TASK STATEMENT -
Lines holding the string "into" are the ones to copy; find them all in the data.

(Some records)
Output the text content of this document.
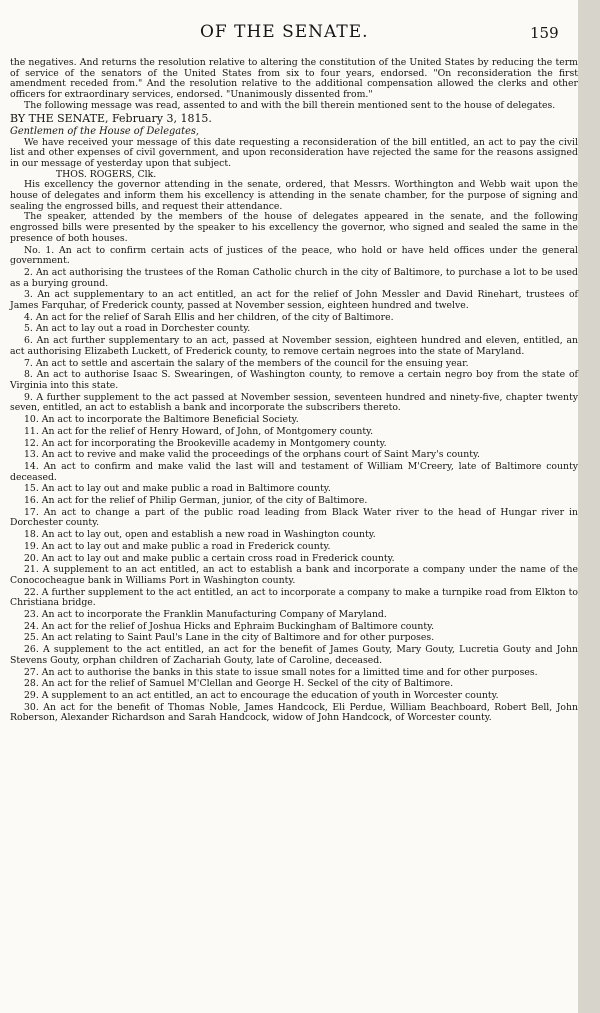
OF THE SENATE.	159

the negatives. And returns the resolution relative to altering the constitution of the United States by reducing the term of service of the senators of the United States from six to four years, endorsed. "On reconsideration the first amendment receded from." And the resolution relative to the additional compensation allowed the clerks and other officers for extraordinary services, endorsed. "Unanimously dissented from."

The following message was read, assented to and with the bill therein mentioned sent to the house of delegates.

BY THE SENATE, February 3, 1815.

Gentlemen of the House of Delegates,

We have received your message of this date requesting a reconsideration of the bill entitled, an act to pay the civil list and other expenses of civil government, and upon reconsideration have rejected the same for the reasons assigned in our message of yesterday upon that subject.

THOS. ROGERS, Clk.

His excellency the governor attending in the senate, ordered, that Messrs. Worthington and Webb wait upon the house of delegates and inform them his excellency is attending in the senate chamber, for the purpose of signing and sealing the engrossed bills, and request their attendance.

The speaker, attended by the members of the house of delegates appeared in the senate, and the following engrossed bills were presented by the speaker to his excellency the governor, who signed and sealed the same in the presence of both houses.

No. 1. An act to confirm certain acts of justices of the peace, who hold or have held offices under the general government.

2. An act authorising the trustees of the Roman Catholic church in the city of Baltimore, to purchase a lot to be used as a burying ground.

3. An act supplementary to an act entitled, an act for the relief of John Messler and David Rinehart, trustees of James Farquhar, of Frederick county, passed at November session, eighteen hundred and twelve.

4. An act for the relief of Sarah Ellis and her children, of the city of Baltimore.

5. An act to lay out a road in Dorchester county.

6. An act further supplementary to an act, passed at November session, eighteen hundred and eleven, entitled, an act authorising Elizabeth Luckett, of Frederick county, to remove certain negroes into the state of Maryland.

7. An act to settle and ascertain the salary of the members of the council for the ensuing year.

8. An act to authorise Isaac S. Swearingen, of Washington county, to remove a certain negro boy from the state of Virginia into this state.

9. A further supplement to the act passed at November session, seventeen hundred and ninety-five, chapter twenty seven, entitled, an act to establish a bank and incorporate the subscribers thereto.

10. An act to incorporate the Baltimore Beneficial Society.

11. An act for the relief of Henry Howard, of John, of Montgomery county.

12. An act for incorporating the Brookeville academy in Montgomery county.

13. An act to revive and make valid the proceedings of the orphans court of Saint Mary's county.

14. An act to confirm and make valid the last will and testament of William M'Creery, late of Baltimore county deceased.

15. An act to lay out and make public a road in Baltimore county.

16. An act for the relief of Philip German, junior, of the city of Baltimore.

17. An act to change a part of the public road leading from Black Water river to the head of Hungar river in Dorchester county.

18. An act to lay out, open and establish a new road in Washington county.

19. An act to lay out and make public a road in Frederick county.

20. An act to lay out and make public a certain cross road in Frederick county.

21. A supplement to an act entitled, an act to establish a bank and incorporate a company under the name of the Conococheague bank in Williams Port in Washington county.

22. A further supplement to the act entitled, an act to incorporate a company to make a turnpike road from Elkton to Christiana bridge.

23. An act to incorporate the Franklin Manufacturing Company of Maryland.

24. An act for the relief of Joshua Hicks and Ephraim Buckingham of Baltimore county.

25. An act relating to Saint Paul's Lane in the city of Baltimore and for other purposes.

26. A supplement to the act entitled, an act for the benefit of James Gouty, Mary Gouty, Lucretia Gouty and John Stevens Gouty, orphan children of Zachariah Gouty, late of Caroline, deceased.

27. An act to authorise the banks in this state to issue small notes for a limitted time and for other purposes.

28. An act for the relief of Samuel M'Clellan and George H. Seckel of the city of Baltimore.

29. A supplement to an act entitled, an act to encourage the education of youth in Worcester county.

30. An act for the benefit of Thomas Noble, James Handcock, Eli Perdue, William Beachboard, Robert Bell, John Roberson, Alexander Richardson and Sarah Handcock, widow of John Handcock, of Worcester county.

--

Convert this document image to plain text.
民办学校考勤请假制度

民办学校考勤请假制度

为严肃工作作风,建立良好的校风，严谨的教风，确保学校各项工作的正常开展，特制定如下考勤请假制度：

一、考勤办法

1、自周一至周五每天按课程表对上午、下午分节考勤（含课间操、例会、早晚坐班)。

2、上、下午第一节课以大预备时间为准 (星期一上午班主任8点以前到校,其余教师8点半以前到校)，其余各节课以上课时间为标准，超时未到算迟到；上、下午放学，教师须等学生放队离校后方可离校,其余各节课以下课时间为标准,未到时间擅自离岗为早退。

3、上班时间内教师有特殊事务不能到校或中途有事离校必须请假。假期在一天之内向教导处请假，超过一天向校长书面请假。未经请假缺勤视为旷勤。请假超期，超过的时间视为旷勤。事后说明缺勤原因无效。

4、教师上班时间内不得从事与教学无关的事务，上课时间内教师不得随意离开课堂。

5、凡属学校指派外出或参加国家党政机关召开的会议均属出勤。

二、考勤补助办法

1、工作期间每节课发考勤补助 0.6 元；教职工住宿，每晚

WRITTEN SOLUTION -
6. An act further supplementary to an act, passed at November session, eighteen hundred and eleven, entitled, an act authorising Elizabeth Luckett, of Frederick county, to remove certain negroes into the state of Maryland.
8. An act to authorise Isaac S. Swearingen, of Washington county, to remove a certain negro boy from the state of Virginia into this state.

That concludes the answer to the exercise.